— start Data provided —

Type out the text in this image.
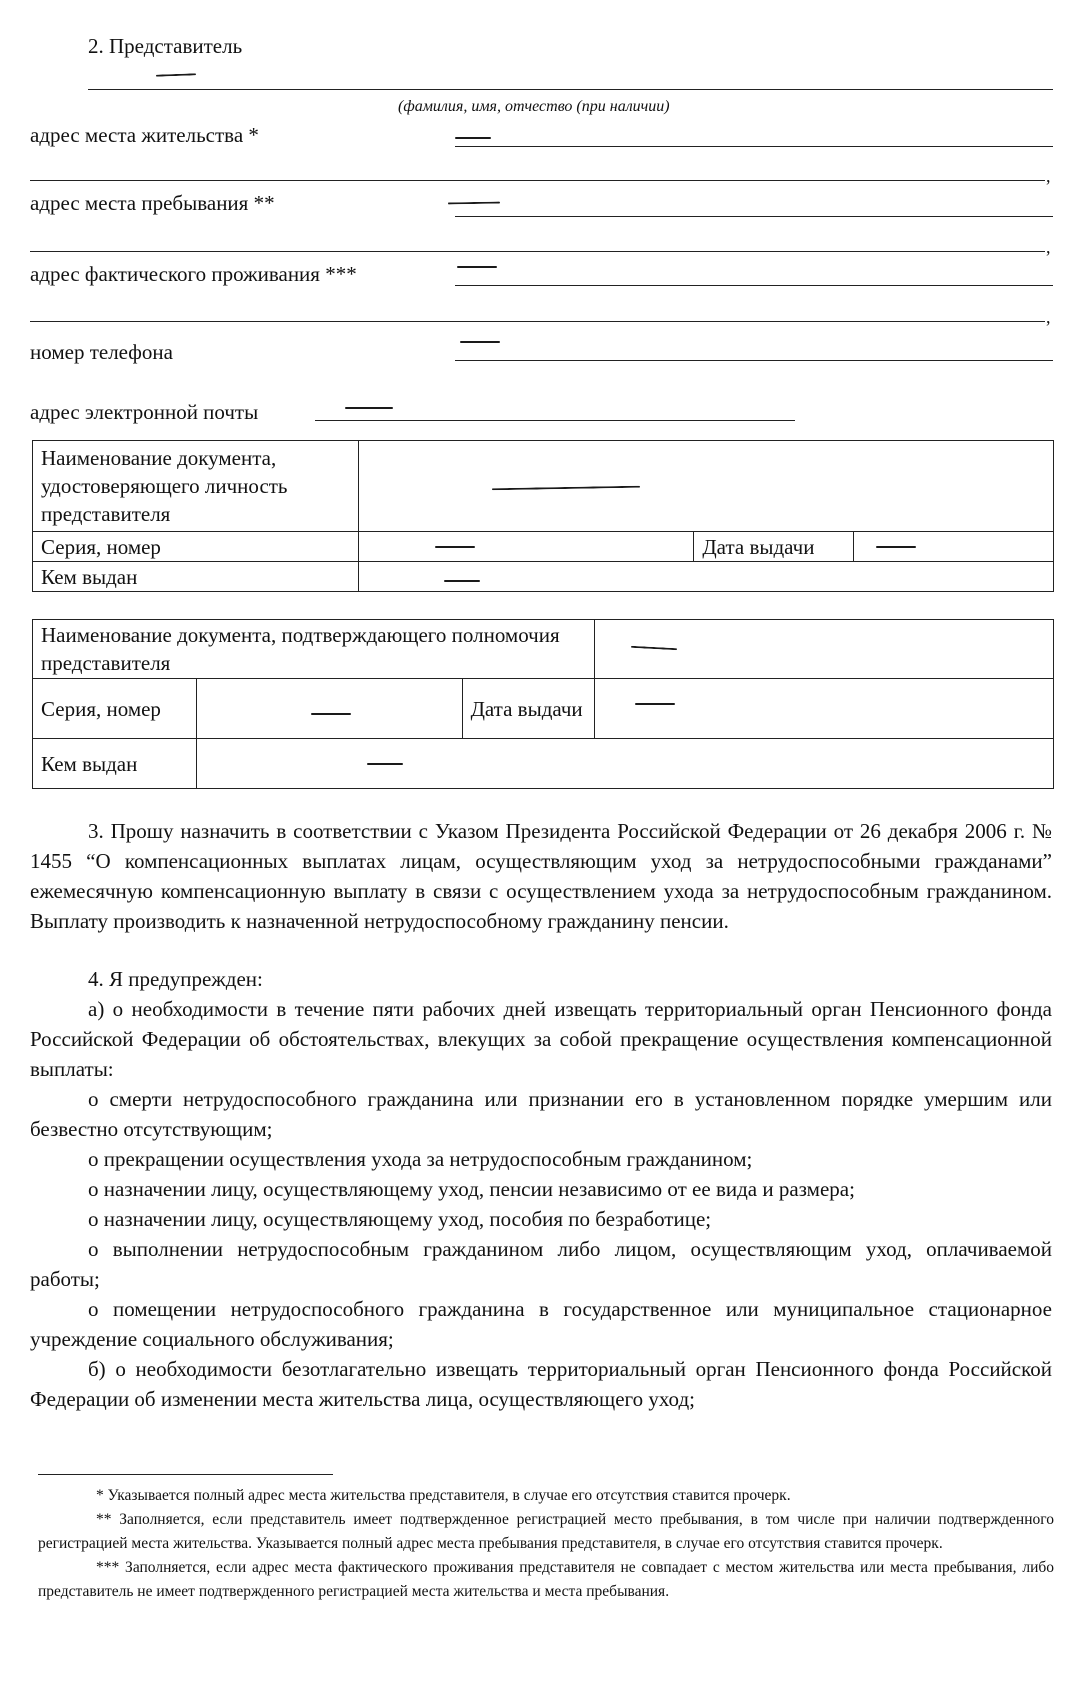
2. Представитель
(фамилия, имя, отчество (при наличии)
адрес места жительства *
,
адрес места пребывания **
,
адрес фактического проживания ***
,
номер телефона
адрес электронной почты
Наименование документа, удостоверяющего личность представителя			

Серия, номер		Дата выдачи	

Кем выдан			
Наименование документа, подтверждающего полномочия представителя			

Серия, номер		Дата выдачи	

Кем выдан			

3. Прошу назначить в соответствии с Указом Президента Российской Федерации от 26 декабря 2006 г. № 1455 “О компенсационных выплатах лицам, осуществляющим уход за нетрудоспособными гражданами” ежемесячную компенсационную выплату в связи с осуществлением ухода за нетрудоспособным гражданином. Выплату производить к назначенной нетрудоспособному гражданину пенсии.

4. Я предупрежден:

а) о необходимости в течение пяти рабочих дней извещать территориальный орган Пенсионного фонда Российской Федерации об обстоятельствах, влекущих за собой прекращение осуществления компенсационной выплаты:

о смерти нетрудоспособного гражданина или признании его в установленном порядке умершим или безвестно отсутствующим;

о прекращении осуществления ухода за нетрудоспособным гражданином;

о назначении лицу, осуществляющему уход, пенсии независимо от ее вида и размера;

о назначении лицу, осуществляющему уход, пособия по безработице;

о выполнении нетрудоспособным гражданином либо лицом, осуществляющим уход, оплачиваемой работы;

о помещении нетрудоспособного гражданина в государственное или муниципальное стационарное учреждение социального обслуживания;

б) о необходимости безотлагательно извещать территориальный орган Пенсионного фонда Российской Федерации об изменении места жительства лица, осуществляющего уход;

* Указывается полный адрес места жительства представителя, в случае его отсутствия ставится прочерк.

** Заполняется, если представитель имеет подтвержденное регистрацией место пребывания, в том числе при наличии подтвержденного регистрацией места жительства. Указывается полный адрес места пребывания представителя, в случае его отсутствия ставится прочерк.

*** Заполняется, если адрес места фактического проживания представителя не совпадает с местом жительства или места пребывания, либо представитель не имеет подтвержденного регистрацией места жительства и места пребывания.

— end Data provided —

- _What you are asked to do_:
Pull out all lines in the data above that include "случае".

- _Exercise answer_:
* Указывается полный адрес места жительства представителя, в случае его отсутствия ставится прочерк.
** Заполняется, если представитель имеет подтвержденное регистрацией место пребывания, в том числе при наличии подтвержденного регистрацией места жительства. Указывается полный адрес места пребывания представителя, в случае его отсутствия ставится прочерк.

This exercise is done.